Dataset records
>> START
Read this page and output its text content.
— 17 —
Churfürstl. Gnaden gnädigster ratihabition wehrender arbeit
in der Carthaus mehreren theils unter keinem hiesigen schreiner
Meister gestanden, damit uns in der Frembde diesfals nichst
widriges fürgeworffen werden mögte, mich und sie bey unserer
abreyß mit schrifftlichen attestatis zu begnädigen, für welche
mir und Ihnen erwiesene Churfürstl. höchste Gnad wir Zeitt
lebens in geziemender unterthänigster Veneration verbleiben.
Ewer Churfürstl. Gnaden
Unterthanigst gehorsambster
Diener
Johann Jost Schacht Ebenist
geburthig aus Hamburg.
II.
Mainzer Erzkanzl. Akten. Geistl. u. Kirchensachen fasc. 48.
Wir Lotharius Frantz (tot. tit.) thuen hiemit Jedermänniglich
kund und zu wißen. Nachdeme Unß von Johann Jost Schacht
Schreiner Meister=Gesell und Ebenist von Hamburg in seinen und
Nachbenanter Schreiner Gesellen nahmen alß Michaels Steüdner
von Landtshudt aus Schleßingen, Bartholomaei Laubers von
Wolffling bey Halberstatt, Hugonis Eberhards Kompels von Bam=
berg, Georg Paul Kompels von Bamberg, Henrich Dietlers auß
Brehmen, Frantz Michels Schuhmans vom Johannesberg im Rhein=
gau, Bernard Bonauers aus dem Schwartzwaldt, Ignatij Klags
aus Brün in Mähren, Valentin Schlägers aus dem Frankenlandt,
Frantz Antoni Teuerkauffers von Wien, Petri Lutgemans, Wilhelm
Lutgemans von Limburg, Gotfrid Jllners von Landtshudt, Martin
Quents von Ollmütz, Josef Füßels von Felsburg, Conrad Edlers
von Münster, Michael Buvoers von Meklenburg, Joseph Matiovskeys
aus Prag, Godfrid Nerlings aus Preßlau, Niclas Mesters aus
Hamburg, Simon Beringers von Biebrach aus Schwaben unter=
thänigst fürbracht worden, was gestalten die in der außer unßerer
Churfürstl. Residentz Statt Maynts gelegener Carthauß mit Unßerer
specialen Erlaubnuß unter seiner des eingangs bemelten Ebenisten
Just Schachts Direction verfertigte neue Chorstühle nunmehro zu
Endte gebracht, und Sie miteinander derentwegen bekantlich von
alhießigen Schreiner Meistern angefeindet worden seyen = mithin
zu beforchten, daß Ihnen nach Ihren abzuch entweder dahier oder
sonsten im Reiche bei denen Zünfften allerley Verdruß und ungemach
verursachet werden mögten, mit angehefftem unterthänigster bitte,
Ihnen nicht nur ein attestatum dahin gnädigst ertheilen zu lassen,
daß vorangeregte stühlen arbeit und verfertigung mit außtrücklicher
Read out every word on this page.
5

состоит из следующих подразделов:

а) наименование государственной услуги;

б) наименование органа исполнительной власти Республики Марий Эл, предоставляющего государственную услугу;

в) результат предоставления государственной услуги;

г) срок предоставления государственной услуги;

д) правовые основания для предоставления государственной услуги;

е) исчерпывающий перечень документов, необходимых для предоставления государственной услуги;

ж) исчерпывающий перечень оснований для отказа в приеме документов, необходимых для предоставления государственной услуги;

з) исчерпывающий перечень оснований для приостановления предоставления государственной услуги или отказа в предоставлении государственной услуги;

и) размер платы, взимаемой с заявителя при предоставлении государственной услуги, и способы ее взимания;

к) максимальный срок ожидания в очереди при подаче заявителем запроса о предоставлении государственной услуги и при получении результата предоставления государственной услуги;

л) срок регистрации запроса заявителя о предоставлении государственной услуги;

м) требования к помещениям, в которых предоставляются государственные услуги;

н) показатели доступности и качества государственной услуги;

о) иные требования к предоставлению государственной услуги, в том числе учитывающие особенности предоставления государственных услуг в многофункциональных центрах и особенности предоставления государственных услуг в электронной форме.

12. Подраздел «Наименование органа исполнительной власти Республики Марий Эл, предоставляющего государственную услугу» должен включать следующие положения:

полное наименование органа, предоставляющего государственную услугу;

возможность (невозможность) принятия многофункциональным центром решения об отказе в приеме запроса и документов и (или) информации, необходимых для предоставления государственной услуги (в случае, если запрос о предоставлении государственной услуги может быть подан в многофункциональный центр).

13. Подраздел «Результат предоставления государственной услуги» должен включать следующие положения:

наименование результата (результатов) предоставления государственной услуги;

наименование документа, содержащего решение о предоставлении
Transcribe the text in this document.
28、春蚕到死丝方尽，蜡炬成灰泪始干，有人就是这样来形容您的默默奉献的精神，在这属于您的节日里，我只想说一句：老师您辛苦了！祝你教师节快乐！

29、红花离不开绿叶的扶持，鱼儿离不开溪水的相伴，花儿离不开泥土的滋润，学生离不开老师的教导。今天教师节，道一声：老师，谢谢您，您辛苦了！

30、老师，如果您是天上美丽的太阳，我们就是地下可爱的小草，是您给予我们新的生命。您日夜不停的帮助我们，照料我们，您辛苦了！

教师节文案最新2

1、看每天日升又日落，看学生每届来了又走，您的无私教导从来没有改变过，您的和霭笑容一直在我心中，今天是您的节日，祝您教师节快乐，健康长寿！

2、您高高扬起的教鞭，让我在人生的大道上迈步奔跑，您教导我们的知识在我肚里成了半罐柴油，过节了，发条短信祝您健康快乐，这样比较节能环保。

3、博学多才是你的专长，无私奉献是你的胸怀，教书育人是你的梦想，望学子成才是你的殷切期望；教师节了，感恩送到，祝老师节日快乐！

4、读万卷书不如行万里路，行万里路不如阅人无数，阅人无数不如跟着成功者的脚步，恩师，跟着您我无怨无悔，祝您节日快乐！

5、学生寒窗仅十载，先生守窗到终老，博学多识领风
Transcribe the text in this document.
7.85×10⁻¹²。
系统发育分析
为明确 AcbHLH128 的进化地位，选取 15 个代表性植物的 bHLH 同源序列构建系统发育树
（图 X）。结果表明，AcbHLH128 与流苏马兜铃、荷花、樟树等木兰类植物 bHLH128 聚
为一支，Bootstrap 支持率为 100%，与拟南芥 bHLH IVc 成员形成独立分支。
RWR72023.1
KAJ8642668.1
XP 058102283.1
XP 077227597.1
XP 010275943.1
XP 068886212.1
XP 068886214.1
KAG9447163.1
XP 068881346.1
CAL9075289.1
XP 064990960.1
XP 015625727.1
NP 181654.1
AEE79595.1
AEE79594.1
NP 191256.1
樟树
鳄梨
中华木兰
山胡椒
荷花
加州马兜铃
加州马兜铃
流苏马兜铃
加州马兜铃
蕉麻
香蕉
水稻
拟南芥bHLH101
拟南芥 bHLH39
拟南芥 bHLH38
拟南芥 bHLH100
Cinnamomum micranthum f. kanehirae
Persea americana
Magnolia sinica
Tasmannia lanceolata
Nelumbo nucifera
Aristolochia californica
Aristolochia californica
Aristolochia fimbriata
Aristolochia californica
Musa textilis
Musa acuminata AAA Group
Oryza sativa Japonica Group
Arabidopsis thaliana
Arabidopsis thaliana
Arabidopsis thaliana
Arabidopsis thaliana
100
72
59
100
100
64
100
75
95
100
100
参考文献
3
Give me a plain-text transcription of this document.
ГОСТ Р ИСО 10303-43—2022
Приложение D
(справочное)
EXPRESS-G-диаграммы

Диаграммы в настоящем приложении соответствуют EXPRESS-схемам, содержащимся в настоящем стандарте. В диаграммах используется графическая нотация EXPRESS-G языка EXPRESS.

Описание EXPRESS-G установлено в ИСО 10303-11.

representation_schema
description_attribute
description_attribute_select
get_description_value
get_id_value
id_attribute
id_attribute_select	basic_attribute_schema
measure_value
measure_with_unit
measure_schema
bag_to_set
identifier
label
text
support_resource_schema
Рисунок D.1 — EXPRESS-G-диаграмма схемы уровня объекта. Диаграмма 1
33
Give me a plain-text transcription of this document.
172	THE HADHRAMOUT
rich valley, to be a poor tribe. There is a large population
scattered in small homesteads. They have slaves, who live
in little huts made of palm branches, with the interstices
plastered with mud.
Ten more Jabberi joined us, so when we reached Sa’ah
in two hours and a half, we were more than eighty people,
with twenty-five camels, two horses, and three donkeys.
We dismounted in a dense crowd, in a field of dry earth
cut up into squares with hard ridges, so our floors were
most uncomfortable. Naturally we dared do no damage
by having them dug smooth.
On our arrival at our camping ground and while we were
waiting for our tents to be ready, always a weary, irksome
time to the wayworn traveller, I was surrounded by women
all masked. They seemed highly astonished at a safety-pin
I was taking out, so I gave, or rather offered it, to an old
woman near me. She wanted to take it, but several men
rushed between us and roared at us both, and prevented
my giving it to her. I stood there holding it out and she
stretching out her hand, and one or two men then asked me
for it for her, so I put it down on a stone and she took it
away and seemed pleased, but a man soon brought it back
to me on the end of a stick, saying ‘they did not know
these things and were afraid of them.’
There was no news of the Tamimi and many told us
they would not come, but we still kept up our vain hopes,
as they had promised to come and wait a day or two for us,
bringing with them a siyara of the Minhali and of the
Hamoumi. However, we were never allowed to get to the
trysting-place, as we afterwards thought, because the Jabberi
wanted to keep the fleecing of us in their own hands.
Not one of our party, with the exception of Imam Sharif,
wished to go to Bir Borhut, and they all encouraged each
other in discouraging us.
>> END
*The request*.
Gather and return every line that holds the string "Musa".

*Exercise output*.
Musa textilis
Musa acuminata AAA Group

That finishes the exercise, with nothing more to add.